─── SUPPLIED TEXT
Has Prof. Steve Best breached ethical standards of academic conduct?

We believe academic freedom is an integral quality of institutions of higher education.  Scholars should be able to pursue their research and express their ideas freely.  We agree with the mission of the American Association of University Professors (AAUP) which aims:

to advance academic freedom and shared governance, to define fundamental professional values and standards for higher education, and to ensure higher education’s contribution to the common good.

Academic freedom does not include the freedom not to be criticized.  Being a scholar also carries certain responsibilities which the AAUP embedded within its statement on Professional Ethics.  In part, the statement reads:

As colleagues, professors have obligations that derive from common membership in the community of scholars. Professors do not discriminate against or harass colleagues. They respect and defend the free inquiry of associates, even when it leads to findings and conclusions that differ from their own. 

In very simple words: it is not an academic right to harass or threaten a colleague simply because one disagrees with his/her ideas or line of research.

Sadly, Professor Best, form the Department of Philosophy, at the University of Texas, El Paso, does not seem to grasp this concept. Apparently responding to external pressures, he now seems in a hurry to erase his past associations with animal rights extremists.  In particular his collaboration with Camille Marino, of the web site Negotiation is Over.

Despite efforts to bury the evidence of this association, bits and pieces continue to surface which have triggered growing community attention and concern.  Here we provide two more examples.
──────
GIVEN PROBLEM 1>
Quote the passage about Professor Best between "to advance academic freedom" and "the common good.", inclusive.
GIVEN PROBLEM 2>
Reproduce only the entries from the first line through the line holding "70, 204, 76]", inclusive, with "minor-tick" changed to "minor_tick" and everything else left as it stands.
The entries that follow are unrelated to the passage about Professor Best.
─── ENTRIES
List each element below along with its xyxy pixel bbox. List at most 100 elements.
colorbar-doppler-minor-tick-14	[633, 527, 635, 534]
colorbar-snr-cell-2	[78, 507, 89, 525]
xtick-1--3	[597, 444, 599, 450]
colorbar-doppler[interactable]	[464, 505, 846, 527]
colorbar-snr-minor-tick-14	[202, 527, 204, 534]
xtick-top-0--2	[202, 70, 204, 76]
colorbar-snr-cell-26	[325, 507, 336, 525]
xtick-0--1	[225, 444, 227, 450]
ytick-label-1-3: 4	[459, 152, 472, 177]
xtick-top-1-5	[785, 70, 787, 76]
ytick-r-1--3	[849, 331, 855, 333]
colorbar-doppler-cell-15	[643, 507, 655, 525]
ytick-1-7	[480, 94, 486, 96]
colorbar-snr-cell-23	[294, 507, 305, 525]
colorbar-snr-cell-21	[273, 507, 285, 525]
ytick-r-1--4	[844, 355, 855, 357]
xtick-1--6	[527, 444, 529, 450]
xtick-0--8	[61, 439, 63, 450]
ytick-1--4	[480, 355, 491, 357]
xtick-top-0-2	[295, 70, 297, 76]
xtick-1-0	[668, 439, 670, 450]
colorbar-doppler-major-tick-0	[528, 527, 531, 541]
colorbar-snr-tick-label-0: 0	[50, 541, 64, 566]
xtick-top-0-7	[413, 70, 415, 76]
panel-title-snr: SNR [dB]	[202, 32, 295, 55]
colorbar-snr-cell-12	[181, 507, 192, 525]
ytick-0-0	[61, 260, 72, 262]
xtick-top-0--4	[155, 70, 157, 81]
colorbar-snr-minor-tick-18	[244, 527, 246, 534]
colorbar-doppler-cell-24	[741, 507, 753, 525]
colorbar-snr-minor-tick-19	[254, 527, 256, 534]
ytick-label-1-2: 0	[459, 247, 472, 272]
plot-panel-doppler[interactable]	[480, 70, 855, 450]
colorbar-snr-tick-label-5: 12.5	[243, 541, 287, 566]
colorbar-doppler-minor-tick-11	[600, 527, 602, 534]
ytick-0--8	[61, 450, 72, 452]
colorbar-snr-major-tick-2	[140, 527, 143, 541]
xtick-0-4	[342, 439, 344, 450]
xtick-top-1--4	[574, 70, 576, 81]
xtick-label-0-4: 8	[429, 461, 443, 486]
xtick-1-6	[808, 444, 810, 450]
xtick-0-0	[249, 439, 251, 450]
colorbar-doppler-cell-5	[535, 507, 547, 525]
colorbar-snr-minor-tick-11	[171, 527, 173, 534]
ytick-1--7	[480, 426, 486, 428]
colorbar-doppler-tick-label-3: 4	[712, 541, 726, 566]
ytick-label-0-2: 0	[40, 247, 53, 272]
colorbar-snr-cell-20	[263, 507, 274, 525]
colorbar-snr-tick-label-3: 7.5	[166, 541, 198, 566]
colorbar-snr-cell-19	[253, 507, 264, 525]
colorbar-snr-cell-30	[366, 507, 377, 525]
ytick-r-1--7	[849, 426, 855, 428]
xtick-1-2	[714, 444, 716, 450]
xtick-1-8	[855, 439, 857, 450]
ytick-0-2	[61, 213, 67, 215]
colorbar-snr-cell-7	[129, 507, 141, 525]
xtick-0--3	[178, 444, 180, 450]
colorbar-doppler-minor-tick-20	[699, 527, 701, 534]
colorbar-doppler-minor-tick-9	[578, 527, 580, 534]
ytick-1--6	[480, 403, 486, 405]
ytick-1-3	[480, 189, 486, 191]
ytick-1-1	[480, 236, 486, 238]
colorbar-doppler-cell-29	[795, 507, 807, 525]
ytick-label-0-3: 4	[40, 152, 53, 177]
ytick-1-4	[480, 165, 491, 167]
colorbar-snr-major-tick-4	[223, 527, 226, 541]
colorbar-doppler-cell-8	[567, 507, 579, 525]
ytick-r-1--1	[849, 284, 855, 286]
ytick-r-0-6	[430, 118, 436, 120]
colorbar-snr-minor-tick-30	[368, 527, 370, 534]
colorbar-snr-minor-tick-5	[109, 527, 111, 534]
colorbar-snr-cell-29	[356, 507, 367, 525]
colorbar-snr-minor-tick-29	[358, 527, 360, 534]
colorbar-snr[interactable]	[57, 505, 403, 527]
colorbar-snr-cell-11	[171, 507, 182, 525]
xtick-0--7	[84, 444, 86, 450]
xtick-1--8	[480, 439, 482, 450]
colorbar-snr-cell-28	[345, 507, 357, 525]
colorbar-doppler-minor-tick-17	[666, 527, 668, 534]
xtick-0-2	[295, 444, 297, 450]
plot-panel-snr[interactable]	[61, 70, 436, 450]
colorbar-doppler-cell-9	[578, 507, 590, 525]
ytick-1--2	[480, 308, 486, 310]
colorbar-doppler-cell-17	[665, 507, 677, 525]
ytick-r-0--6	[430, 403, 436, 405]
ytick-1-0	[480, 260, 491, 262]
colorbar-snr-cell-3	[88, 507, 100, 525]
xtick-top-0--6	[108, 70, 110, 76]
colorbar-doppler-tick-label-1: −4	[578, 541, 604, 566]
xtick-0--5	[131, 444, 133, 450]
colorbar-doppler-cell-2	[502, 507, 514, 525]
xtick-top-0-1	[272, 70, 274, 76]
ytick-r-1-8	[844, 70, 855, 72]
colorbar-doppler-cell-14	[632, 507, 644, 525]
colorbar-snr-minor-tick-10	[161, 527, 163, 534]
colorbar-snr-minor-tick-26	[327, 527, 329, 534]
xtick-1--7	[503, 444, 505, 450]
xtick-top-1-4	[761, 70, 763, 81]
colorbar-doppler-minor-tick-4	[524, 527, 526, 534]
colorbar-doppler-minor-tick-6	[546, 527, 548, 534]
──────
TASK SOLUTION 1>
to advance academic freedom and shared governance, to define fundamental professional values and standards for higher education, and to ensure higher education’s contribution to the common good.

TASK SOLUTION 2>
List each element below along with its xyxy pixel bbox. List at most 100 elements.
colorbar-doppler-minor_tick-14	[633, 527, 635, 534]
colorbar-snr-cell-2	[78, 507, 89, 525]
xtick-1--3	[597, 444, 599, 450]
colorbar-doppler[interactable]	[464, 505, 846, 527]
colorbar-snr-minor_tick-14	[202, 527, 204, 534]
xtick-top-0--2	[202, 70, 204, 76]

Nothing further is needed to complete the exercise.